__What you will do__: From the listing below, extract every line containing "TERRAINS".
- - - - -
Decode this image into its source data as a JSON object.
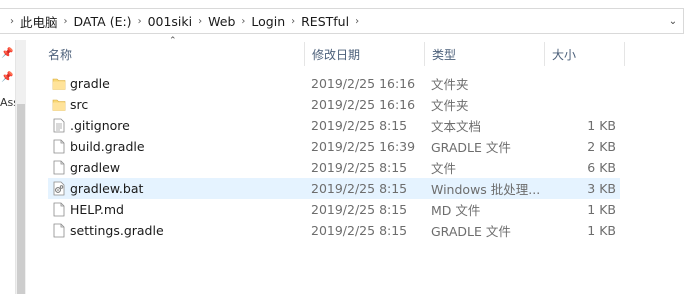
{
  "breadcrumb": [
    "此电脑",
    "DATA (E:)",
    "001siki",
    "Web",
    "Login",
    "RESTful"
  ],
  "nav": {
    "label": "Ass"
  },
  "columns": {
    "name": "名称",
    "modified": "修改日期",
    "type": "类型",
    "size": "大小"
  },
  "files": [
    {
      "name": "gradle",
      "date": "2019/2/25 16:16",
      "type": "文件夹",
      "size": "",
      "icon": "folder-icon",
      "selected": false
    },
    {
      "name": "src",
      "date": "2019/2/25 16:16",
      "type": "文件夹",
      "size": "",
      "icon": "folder-icon",
      "selected": false
    },
    {
      "name": ".gitignore",
      "date": "2019/2/25 8:15",
      "type": "文本文档",
      "size": "1 KB",
      "icon": "text-file-icon",
      "selected": false
    },
    {
      "name": "build.gradle",
      "date": "2019/2/25 16:39",
      "type": "GRADLE 文件",
      "size": "2 KB",
      "icon": "file-icon",
      "selected": false
    },
    {
      "name": "gradlew",
      "date": "2019/2/25 8:15",
      "type": "文件",
      "size": "6 KB",
      "icon": "file-icon",
      "selected": false
    },
    {
      "name": "gradlew.bat",
      "date": "2019/2/25 8:15",
      "type": "Windows 批处理...",
      "size": "3 KB",
      "icon": "batch-file-icon",
      "selected": true
    },
    {
      "name": "HELP.md",
      "date": "2019/2/25 8:15",
      "type": "MD 文件",
      "size": "1 KB",
      "icon": "file-icon",
      "selected": false
    },
    {
      "name": "settings.gradle",
      "date": "2019/2/25 8:15",
      "type": "GRADLE 文件",
      "size": "1 KB",
      "icon": "file-icon",
      "selected": false
    }
  ],
  "colors": {
    "folder": "#f8d775",
    "selection": "#e5f3ff",
    "header_text": "#4c607a"
  }
}
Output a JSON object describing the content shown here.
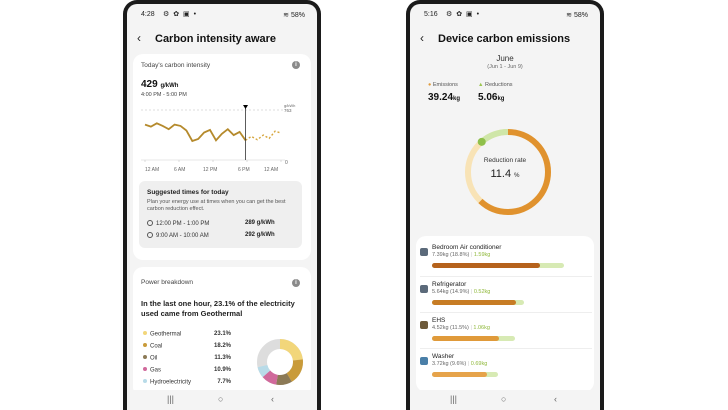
{
  "left": {
    "status": {
      "time": "4:28",
      "battery": "58%"
    },
    "title": "Carbon intensity aware",
    "intensity_card": {
      "label": "Today's carbon intensity",
      "value": "429",
      "unit": "g/kWh",
      "time_range": "4:00 PM - 5:00 PM",
      "y_top_label": "g/kWh",
      "y_top_value": "763",
      "y_zero": "0",
      "x_ticks": [
        "12 AM",
        "6 AM",
        "12 PM",
        "6 PM",
        "12 AM"
      ]
    },
    "chart_data": {
      "type": "line",
      "title": "Today's carbon intensity",
      "ylabel": "g/kWh",
      "ylim": [
        0,
        763
      ],
      "x_ticks": [
        "12 AM",
        "6 AM",
        "12 PM",
        "6 PM",
        "12 AM"
      ],
      "series": [
        {
          "values_hourly": [
            540,
            510,
            560,
            520,
            470,
            540,
            520,
            450,
            290,
            320,
            420,
            460,
            300,
            400,
            470,
            380,
            429,
            300,
            360,
            310,
            380,
            330,
            440,
            410
          ],
          "forecast_from_hour": 17
        }
      ]
    },
    "suggest": {
      "heading": "Suggested times for today",
      "desc": "Plan your energy use at times when you can get the best carbon reduction effect.",
      "rows": [
        {
          "time": "12:00 PM - 1:00 PM",
          "value": "289 g/kWh"
        },
        {
          "time": "9:00 AM - 10:00 AM",
          "value": "292 g/kWh"
        }
      ]
    },
    "power": {
      "label": "Power breakdown",
      "text": "In the last one hour, 23.1% of the electricity used came from Geothermal",
      "items": [
        {
          "name": "Geothermal",
          "pct": "23.1%",
          "color": "#f2d67a",
          "value": 23.1
        },
        {
          "name": "Coal",
          "pct": "18.2%",
          "color": "#c99b3a",
          "value": 18.2
        },
        {
          "name": "Oil",
          "pct": "11.3%",
          "color": "#8c7a56",
          "value": 11.3
        },
        {
          "name": "Gas",
          "pct": "10.9%",
          "color": "#d0699b",
          "value": 10.9
        },
        {
          "name": "Hydroelectricity",
          "pct": "7.7%",
          "color": "#b8dbe8",
          "value": 7.7
        }
      ]
    }
  },
  "right": {
    "status": {
      "time": "5:16",
      "battery": "58%"
    },
    "title": "Device carbon emissions",
    "month": "June",
    "period": "(Jun 1 - Jun 9)",
    "emissions_label": "Emissions",
    "emissions_value": "39.24",
    "reductions_label": "Reductions",
    "reductions_value": "5.06",
    "kg": "kg",
    "reduction_rate_label": "Reduction rate",
    "reduction_rate_value": "11.4",
    "reduction_rate_unit": "%",
    "reduction_fraction": 0.114,
    "devices": [
      {
        "name": "Bedroom Air conditioner",
        "emission": "7.39kg (18.8%)",
        "reduction": "1.59kg",
        "e_frac": 0.82,
        "r_frac": 0.18
      },
      {
        "name": "Refrigerator",
        "emission": "5.64kg (14.9%)",
        "reduction": "0.52kg",
        "e_frac": 0.64,
        "r_frac": 0.06
      },
      {
        "name": "EHS",
        "emission": "4.52kg (11.5%)",
        "reduction": "1.06kg",
        "e_frac": 0.51,
        "r_frac": 0.12
      },
      {
        "name": "Washer",
        "emission": "3.72kg (9.6%)",
        "reduction": "0.69kg",
        "e_frac": 0.42,
        "r_frac": 0.08
      }
    ]
  }
}
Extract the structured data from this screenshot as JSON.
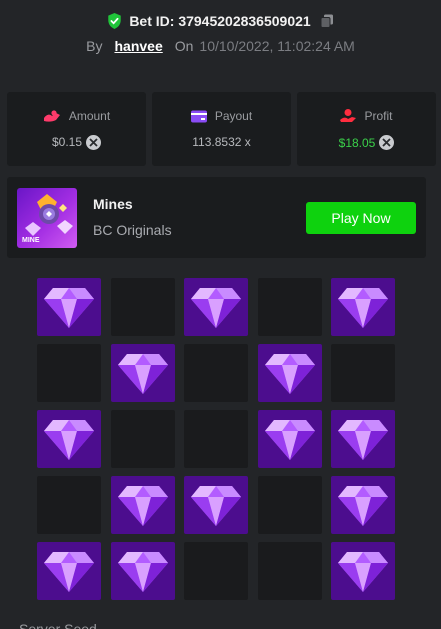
{
  "header": {
    "bet_id_label": "Bet ID: 37945202836509021",
    "by_label": "By",
    "username": "hanvee",
    "on_label": "On",
    "date": "10/10/2022, 11:02:24 AM"
  },
  "stats": [
    {
      "title": "Amount",
      "value": "$0.15",
      "icon": "amount-icon"
    },
    {
      "title": "Payout",
      "value": "113.8532 x",
      "icon": "payout-icon"
    },
    {
      "title": "Profit",
      "value": "$18.05",
      "icon": "profit-icon"
    }
  ],
  "game": {
    "name": "Mines",
    "provider": "BC Originals",
    "thumb_label": "MINE",
    "play_label": "Play Now"
  },
  "board": {
    "rows": [
      [
        1,
        0,
        1,
        0,
        1
      ],
      [
        0,
        1,
        0,
        1,
        0
      ],
      [
        1,
        0,
        0,
        1,
        1
      ],
      [
        0,
        1,
        1,
        0,
        1
      ],
      [
        1,
        1,
        0,
        0,
        1
      ]
    ]
  },
  "footer": {
    "label": "Server Seed"
  },
  "colors": {
    "background": "#232528",
    "card": "#1a1c1e",
    "accent_green": "#0ed20e",
    "gem_tile": "#4c0d8e",
    "profit_green": "#3bd04a"
  }
}
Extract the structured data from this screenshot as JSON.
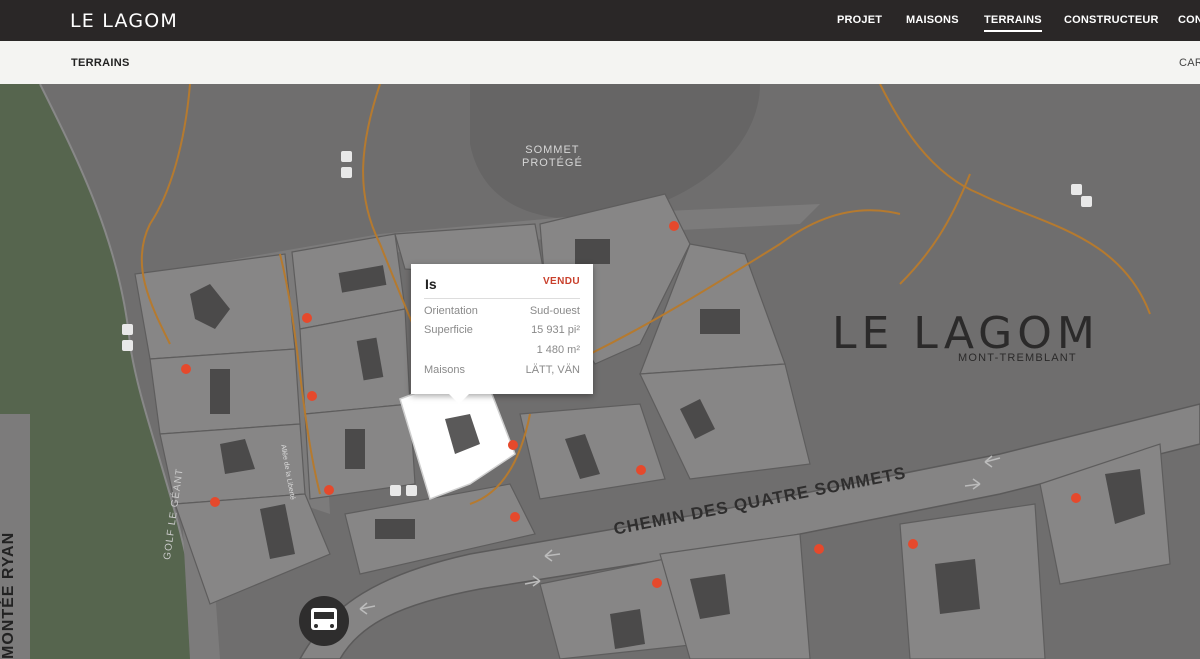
{
  "header": {
    "logo": "LE LAGOM",
    "nav": [
      {
        "label": "PROJET"
      },
      {
        "label": "MAISONS"
      },
      {
        "label": "TERRAINS",
        "active": true
      },
      {
        "label": "CONSTRUCTEUR"
      },
      {
        "label": "CON"
      }
    ]
  },
  "subheader": {
    "breadcrumb": "TERRAINS",
    "right_label": "CAR"
  },
  "map": {
    "labels": {
      "summit_line1": "SOMMET",
      "summit_line2": "PROTÉGÉ",
      "brand": "LE LAGOM",
      "brand_sub": "MONT-TREMBLANT",
      "road_main": "CHEMIN DES QUATRE SOMMETS",
      "road_left": "MONTÉE RYAN",
      "golf": "GOLF LE GÉANT",
      "allee": "Allée de la Liberté"
    },
    "colors": {
      "background": "#6f6e6e",
      "lot": "#8a8989",
      "lot_selected": "#ffffff",
      "road": "#9b9a9a",
      "golf": "#56654e",
      "marker": "#e5492c",
      "trail": "#b57a2f"
    },
    "icons": [
      "bus-icon",
      "hiker-icon",
      "cyclist-icon"
    ]
  },
  "popup": {
    "title": "Is",
    "status": "VENDU",
    "rows": [
      {
        "label": "Orientation",
        "value": "Sud-ouest"
      },
      {
        "label": "Superficie",
        "value": "15 931 pi²"
      },
      {
        "label": "",
        "value": "1 480 m²"
      },
      {
        "label": "Maisons",
        "value": "LÄTT, VÄN"
      }
    ]
  }
}
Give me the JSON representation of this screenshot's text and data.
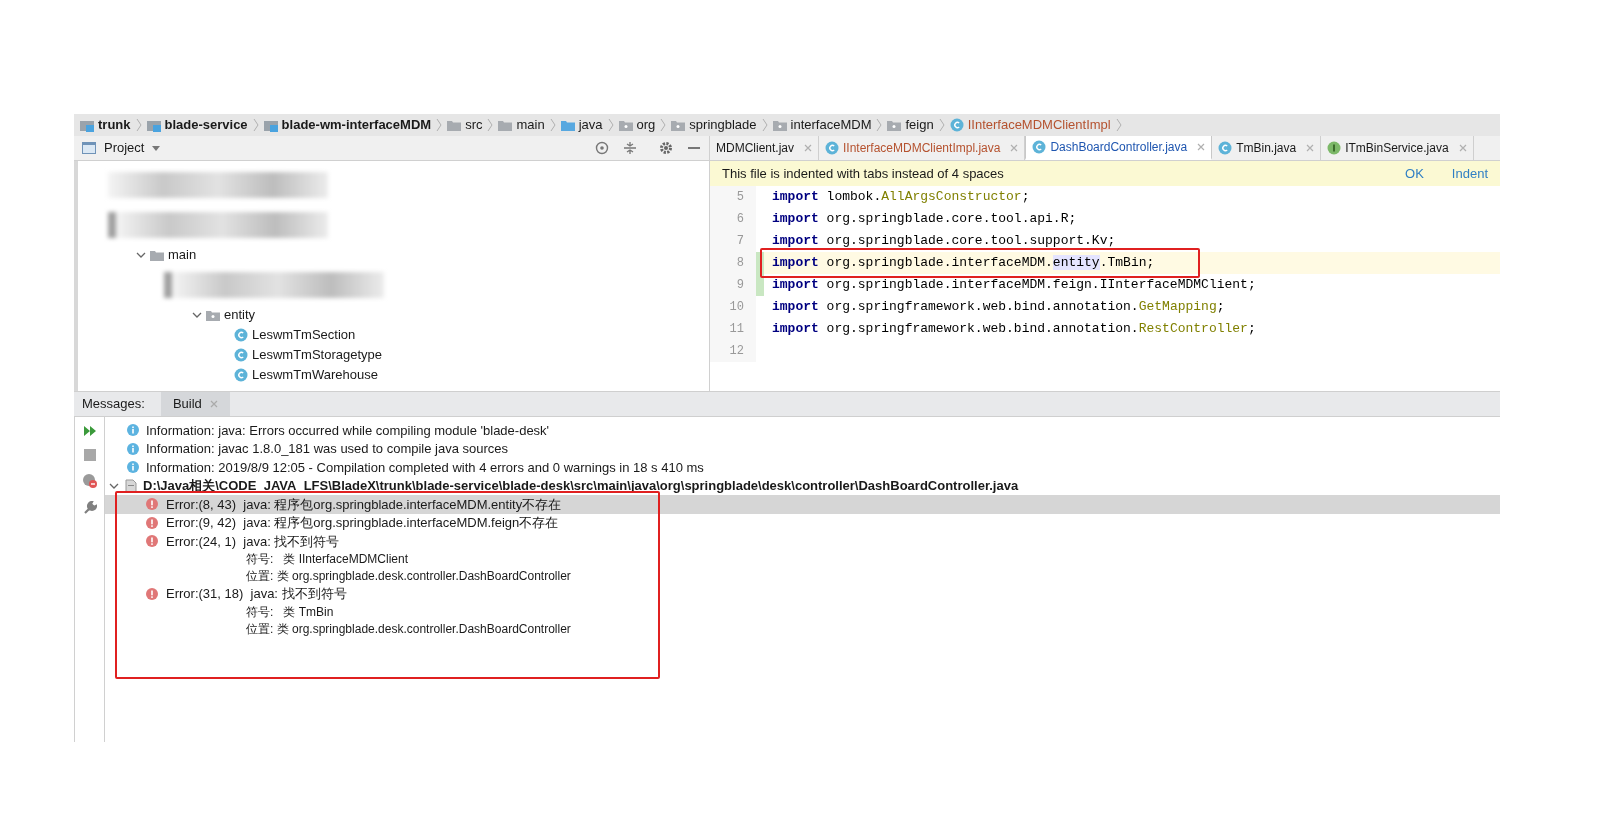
- - - - -
__Problem solution__:
        "label": "TERRAINS",
    "breadcrumb": "TERRAINS",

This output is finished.